---- Entries provided

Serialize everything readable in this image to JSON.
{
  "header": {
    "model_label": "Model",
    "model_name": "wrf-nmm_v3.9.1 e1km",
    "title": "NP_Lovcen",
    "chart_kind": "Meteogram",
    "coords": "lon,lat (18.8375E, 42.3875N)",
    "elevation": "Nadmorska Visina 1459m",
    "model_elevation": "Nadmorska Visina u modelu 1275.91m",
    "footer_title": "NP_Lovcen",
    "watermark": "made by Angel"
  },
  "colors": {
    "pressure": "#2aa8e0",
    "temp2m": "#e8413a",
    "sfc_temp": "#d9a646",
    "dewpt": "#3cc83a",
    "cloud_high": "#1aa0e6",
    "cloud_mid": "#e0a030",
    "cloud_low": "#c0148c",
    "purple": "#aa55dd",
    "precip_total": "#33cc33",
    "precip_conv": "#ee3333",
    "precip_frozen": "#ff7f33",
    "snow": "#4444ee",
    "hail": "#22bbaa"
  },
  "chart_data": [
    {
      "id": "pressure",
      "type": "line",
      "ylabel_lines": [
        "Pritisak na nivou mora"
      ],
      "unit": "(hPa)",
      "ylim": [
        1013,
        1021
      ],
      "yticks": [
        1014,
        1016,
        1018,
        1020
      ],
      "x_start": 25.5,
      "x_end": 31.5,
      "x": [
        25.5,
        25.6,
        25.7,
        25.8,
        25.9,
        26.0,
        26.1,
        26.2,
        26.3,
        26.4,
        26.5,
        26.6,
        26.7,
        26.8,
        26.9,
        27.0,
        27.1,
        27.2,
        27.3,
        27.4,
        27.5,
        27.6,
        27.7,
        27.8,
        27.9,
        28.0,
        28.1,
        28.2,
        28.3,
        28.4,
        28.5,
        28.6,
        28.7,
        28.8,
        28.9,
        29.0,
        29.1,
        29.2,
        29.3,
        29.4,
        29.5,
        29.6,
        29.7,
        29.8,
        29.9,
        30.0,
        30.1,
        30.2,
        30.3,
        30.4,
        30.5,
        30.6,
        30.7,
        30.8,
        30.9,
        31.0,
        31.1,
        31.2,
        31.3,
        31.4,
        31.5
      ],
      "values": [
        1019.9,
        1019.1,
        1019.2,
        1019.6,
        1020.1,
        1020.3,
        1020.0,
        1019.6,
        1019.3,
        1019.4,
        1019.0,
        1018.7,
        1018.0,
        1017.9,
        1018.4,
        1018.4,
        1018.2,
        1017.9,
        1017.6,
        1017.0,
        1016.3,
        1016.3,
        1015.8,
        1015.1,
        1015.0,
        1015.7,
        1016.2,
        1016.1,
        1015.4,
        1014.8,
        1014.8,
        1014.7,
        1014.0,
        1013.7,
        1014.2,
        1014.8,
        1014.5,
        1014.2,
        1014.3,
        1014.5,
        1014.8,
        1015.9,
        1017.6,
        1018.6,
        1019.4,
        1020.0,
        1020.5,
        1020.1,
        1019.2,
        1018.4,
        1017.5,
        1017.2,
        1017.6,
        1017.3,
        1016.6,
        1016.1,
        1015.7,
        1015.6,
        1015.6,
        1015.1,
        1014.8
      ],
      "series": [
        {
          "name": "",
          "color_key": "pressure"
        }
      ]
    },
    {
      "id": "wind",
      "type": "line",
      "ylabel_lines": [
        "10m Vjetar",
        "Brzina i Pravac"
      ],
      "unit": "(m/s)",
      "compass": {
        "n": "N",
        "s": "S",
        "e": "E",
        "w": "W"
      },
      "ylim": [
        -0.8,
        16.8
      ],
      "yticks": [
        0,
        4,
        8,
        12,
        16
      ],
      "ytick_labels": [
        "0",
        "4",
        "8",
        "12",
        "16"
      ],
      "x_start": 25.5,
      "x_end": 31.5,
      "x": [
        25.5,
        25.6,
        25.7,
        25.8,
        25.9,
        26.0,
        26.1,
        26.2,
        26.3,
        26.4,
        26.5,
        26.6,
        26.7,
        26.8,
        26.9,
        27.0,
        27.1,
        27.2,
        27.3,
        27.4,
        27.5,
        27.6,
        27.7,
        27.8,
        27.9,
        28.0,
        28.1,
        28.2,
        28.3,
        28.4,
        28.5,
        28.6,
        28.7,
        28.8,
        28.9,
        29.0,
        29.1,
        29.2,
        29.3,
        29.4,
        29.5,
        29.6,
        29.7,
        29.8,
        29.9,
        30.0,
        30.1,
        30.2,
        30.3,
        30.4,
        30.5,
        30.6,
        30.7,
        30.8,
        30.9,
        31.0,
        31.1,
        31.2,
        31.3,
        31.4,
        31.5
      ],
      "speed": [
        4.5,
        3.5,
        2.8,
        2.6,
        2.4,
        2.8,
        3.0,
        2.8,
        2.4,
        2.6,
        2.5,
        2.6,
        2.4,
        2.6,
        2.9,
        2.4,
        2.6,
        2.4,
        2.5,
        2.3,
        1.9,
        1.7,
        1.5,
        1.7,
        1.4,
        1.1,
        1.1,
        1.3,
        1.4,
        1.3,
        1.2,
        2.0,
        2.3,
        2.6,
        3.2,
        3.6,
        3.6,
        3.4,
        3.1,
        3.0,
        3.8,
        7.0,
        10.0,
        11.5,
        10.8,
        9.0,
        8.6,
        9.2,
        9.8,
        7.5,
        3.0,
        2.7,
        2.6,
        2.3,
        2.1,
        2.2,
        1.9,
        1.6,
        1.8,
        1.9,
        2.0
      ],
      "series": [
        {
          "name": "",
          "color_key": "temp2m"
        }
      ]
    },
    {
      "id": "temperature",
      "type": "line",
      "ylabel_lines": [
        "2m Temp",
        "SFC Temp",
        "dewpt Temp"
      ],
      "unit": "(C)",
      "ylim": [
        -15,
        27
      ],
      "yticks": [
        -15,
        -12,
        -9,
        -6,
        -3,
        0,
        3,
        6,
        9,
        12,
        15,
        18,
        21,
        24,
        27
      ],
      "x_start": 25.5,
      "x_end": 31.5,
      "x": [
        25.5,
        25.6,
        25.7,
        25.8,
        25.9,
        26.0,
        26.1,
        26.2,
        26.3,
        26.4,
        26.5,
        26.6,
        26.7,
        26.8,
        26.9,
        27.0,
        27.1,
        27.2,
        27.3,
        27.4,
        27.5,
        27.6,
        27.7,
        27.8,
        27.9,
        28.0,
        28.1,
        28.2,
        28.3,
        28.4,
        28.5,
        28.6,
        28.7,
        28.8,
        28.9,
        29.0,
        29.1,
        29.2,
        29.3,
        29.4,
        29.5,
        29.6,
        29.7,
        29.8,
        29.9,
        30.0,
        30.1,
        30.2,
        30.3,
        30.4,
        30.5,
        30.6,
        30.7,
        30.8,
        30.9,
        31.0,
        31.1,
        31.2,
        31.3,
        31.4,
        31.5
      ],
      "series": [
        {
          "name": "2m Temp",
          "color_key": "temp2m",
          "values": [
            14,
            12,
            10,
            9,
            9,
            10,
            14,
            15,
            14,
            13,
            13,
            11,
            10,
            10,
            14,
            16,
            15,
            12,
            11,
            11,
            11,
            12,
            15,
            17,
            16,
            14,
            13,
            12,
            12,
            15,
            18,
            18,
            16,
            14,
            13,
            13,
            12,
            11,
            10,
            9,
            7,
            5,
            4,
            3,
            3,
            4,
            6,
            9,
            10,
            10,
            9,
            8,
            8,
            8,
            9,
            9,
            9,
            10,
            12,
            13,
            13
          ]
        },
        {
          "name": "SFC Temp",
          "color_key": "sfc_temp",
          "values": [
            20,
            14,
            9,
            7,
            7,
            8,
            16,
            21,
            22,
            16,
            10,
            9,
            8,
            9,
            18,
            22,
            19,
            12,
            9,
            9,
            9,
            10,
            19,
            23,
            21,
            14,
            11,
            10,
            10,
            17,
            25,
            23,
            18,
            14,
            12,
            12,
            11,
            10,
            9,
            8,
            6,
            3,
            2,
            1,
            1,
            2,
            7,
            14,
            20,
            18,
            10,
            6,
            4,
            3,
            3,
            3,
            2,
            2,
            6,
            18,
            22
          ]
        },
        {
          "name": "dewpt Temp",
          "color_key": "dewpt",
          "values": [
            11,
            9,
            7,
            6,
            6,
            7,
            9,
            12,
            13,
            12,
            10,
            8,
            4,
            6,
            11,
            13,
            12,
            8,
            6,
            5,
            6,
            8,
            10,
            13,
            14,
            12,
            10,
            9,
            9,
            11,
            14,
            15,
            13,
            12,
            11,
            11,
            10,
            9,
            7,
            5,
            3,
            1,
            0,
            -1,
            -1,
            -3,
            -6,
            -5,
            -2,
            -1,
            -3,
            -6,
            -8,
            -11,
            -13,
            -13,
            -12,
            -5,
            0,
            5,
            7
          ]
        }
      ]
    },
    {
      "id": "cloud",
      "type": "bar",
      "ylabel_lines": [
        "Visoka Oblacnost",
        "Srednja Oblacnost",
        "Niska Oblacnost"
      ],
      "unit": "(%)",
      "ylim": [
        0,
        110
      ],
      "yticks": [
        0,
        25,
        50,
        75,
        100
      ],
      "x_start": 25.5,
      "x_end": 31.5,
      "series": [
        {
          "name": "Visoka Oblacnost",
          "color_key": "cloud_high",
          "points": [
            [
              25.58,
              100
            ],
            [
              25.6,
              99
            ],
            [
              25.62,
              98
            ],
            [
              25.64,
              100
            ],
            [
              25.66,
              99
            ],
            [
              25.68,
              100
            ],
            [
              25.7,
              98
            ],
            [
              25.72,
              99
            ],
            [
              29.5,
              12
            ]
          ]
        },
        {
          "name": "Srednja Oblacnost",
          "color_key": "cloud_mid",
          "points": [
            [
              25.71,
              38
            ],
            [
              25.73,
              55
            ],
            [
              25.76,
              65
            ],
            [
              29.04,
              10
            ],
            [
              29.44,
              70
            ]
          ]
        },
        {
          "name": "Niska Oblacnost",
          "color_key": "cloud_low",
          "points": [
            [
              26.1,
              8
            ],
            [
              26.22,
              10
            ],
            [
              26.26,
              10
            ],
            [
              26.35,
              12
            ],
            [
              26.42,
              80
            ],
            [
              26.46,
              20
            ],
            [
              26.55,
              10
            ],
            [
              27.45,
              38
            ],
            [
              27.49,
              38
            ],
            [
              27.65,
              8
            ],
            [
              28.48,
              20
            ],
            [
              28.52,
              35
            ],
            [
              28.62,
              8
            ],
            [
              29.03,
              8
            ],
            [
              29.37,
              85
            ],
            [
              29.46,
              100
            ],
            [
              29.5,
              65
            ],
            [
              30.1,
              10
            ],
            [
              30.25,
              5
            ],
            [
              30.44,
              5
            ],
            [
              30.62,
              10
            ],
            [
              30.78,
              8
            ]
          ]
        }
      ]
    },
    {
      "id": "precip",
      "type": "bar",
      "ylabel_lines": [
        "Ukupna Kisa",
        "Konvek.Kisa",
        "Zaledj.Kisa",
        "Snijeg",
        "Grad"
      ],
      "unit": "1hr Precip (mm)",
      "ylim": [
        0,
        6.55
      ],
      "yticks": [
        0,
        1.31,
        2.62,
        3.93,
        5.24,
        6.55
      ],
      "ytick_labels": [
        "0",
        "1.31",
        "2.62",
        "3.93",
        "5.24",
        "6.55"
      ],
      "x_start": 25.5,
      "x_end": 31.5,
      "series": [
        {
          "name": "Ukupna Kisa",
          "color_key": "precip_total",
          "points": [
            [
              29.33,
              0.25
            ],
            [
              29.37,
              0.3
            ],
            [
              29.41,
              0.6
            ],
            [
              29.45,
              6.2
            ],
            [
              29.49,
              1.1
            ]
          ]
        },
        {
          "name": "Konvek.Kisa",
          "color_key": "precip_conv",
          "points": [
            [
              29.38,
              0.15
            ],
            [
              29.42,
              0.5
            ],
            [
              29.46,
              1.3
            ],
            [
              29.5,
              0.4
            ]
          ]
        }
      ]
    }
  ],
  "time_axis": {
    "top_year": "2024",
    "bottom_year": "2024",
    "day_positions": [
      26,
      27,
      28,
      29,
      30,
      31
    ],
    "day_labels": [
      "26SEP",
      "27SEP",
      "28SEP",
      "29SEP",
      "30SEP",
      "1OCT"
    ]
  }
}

--------

Report every line in the data above in which the word "Niska" appears.

# [Task response]
        "Niska Oblacnost"
          "name": "Niska Oblacnost",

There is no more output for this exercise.